Start Exercise materials

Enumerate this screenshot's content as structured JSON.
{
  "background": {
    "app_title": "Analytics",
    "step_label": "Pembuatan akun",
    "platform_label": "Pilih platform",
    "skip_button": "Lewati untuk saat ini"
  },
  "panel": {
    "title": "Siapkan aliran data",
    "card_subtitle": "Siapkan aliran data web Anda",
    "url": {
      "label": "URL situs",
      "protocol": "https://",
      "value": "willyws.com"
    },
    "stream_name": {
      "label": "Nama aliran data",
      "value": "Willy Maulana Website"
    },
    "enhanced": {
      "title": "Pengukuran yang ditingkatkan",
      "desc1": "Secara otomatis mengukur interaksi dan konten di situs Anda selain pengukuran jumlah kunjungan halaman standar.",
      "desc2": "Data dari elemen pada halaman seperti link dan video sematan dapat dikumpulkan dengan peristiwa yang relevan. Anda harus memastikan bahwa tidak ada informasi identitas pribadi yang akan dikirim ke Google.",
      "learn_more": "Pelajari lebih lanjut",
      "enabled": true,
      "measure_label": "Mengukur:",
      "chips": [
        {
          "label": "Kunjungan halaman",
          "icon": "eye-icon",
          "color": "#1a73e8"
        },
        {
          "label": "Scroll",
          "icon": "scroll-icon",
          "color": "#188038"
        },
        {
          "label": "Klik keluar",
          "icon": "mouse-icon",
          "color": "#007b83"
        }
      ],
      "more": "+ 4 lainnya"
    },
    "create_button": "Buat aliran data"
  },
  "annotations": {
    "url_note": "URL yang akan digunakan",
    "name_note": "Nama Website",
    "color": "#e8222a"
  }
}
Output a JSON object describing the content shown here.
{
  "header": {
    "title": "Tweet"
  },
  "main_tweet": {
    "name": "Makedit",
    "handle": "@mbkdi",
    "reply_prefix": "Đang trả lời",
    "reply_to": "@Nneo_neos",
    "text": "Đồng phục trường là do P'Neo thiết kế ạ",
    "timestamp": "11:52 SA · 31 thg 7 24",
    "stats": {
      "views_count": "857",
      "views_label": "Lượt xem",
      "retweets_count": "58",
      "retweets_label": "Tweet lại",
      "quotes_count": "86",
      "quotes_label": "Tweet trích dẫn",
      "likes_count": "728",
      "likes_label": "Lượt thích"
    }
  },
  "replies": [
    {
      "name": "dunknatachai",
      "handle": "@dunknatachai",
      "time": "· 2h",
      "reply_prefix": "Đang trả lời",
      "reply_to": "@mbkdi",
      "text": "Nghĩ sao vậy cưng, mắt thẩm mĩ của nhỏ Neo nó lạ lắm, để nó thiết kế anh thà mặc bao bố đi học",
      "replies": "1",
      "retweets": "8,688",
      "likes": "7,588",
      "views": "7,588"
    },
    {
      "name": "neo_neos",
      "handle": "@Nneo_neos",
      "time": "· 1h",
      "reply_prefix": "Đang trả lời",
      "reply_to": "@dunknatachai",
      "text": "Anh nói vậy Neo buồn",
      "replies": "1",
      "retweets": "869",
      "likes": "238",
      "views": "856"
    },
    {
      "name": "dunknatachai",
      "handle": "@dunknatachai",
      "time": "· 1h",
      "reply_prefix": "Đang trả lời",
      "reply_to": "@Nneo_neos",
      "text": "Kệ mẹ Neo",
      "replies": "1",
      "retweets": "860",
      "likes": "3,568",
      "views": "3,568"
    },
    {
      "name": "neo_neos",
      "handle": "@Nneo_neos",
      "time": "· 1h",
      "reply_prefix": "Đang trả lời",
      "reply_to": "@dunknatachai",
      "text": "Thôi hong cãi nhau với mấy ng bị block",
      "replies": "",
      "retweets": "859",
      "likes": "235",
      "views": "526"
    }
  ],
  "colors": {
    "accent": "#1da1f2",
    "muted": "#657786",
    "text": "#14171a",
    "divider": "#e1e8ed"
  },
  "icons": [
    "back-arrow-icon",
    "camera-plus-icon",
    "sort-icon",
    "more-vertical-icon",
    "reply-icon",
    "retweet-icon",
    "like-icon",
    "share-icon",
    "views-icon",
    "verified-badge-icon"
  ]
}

End Exercise materials

**What to work on:**
Copy out every line that includes the word "thiết".

**Completed exercise:**
    "text": "Đồng phục trường là do P'Neo thiết kế ạ",
      "text": "Nghĩ sao vậy cưng, mắt thẩm mĩ của nhỏ Neo nó lạ lắm, để nó thiết kế anh thà mặc bao bố đi học",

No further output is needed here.